_WORK REQUIRED_
All of the entries below are to be repeated word for word.

[EXTRACTED ENTRIES Boundary: Start]

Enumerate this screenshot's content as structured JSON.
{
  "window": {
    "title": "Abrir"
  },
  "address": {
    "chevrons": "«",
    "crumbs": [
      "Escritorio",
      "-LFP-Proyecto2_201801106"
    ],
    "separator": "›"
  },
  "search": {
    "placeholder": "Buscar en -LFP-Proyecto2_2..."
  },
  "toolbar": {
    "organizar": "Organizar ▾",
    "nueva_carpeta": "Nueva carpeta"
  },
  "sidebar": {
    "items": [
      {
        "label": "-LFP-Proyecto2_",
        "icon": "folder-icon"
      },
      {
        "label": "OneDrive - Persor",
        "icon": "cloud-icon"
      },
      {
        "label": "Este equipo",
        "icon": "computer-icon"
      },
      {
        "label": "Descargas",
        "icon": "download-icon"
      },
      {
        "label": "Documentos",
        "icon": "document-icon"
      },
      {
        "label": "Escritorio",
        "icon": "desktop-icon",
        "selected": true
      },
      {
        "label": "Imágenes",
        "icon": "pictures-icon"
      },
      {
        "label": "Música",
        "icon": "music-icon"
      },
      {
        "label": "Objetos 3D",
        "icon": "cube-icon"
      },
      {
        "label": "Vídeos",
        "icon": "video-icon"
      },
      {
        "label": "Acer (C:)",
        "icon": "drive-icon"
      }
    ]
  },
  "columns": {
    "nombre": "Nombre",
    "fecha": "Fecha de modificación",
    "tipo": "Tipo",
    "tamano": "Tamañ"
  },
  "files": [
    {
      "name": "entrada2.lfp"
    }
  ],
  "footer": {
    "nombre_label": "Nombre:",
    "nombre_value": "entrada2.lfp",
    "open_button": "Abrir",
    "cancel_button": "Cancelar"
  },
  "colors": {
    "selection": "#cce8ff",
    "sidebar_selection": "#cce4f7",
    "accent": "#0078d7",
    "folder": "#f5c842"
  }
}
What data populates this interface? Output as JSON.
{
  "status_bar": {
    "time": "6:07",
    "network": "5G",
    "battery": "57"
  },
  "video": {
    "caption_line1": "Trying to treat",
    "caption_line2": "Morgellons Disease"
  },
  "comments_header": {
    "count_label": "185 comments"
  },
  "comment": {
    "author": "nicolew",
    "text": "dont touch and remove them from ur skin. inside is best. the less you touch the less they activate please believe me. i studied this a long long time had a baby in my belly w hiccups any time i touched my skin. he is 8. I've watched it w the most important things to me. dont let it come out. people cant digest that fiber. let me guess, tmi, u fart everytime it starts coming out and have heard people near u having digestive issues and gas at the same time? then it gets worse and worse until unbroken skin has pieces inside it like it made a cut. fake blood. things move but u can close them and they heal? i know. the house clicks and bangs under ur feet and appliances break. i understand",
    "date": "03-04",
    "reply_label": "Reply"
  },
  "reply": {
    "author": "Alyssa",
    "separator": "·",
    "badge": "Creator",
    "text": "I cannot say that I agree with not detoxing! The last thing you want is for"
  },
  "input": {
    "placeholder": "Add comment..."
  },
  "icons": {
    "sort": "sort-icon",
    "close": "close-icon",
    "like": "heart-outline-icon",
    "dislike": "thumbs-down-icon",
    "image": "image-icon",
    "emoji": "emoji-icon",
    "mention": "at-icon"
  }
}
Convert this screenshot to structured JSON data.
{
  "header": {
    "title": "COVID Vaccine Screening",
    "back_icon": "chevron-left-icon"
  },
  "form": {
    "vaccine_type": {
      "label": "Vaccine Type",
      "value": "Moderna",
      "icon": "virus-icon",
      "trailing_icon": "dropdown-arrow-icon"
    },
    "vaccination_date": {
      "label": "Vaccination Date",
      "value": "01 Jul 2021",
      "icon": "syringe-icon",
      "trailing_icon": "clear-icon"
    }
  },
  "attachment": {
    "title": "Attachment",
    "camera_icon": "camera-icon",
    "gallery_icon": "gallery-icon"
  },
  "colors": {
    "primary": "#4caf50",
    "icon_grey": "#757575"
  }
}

[EXTRACTED ENTRIES Boundary: End]

_SOLUTION TO THE PROBLEM_
Enumerate this screenshot's content as structured JSON.
{
  "window": {
    "title": "Abrir"
  },
  "address": {
    "chevrons": "«",
    "crumbs": [
      "Escritorio",
      "-LFP-Proyecto2_201801106"
    ],
    "separator": "›"
  },
  "search": {
    "placeholder": "Buscar en -LFP-Proyecto2_2..."
  },
  "toolbar": {
    "organizar": "Organizar ▾",
    "nueva_carpeta": "Nueva carpeta"
  },
  "sidebar": {
    "items": [
      {
        "label": "-LFP-Proyecto2_",
        "icon": "folder-icon"
      },
      {
        "label": "OneDrive - Persor",
        "icon": "cloud-icon"
      },
      {
        "label": "Este equipo",
        "icon": "computer-icon"
      },
      {
        "label": "Descargas",
        "icon": "download-icon"
      },
      {
        "label": "Documentos",
        "icon": "document-icon"
      },
      {
        "label": "Escritorio",
        "icon": "desktop-icon",
        "selected": true
      },
      {
        "label": "Imágenes",
        "icon": "pictures-icon"
      },
      {
        "label": "Música",
        "icon": "music-icon"
      },
      {
        "label": "Objetos 3D",
        "icon": "cube-icon"
      },
      {
        "label": "Vídeos",
        "icon": "video-icon"
      },
      {
        "label": "Acer (C:)",
        "icon": "drive-icon"
      }
    ]
  },
  "columns": {
    "nombre": "Nombre",
    "fecha": "Fecha de modificación",
    "tipo": "Tipo",
    "tamano": "Tamañ"
  },
  "files": [
    {
      "name": "entrada2.lfp"
    }
  ],
  "footer": {
    "nombre_label": "Nombre:",
    "nombre_value": "entrada2.lfp",
    "open_button": "Abrir",
    "cancel_button": "Cancelar"
  },
  "colors": {
    "selection": "#cce8ff",
    "sidebar_selection": "#cce4f7",
    "accent": "#0078d7",
    "folder": "#f5c842"
  }
}
What data populates this interface? Output as JSON.
{
  "status_bar": {
    "time": "6:07",
    "network": "5G",
    "battery": "57"
  },
  "video": {
    "caption_line1": "Trying to treat",
    "caption_line2": "Morgellons Disease"
  },
  "comments_header": {
    "count_label": "185 comments"
  },
  "comment": {
    "author": "nicolew",
    "text": "dont touch and remove them from ur skin. inside is best. the less you touch the less they activate please believe me. i studied this a long long time had a baby in my belly w hiccups any time i touched my skin. he is 8. I've watched it w the most important things to me. dont let it come out. people cant digest that fiber. let me guess, tmi, u fart everytime it starts coming out and have heard people near u having digestive issues and gas at the same time? then it gets worse and worse until unbroken skin has pieces inside it like it made a cut. fake blood. things move but u can close them and they heal? i know. the house clicks and bangs under ur feet and appliances break. i understand",
    "date": "03-04",
    "reply_label": "Reply"
  },
  "reply": {
    "author": "Alyssa",
    "separator": "·",
    "badge": "Creator",
    "text": "I cannot say that I agree with not detoxing! The last thing you want is for"
  },
  "input": {
    "placeholder": "Add comment..."
  },
  "icons": {
    "sort": "sort-icon",
    "close": "close-icon",
    "like": "heart-outline-icon",
    "dislike": "thumbs-down-icon",
    "image": "image-icon",
    "emoji": "emoji-icon",
    "mention": "at-icon"
  }
}
Convert this screenshot to structured JSON data.
{
  "header": {
    "title": "COVID Vaccine Screening",
    "back_icon": "chevron-left-icon"
  },
  "form": {
    "vaccine_type": {
      "label": "Vaccine Type",
      "value": "Moderna",
      "icon": "virus-icon",
      "trailing_icon": "dropdown-arrow-icon"
    },
    "vaccination_date": {
      "label": "Vaccination Date",
      "value": "01 Jul 2021",
      "icon": "syringe-icon",
      "trailing_icon": "clear-icon"
    }
  },
  "attachment": {
    "title": "Attachment",
    "camera_icon": "camera-icon",
    "gallery_icon": "gallery-icon"
  },
  "colors": {
    "primary": "#4caf50",
    "icon_grey": "#757575"
  }
}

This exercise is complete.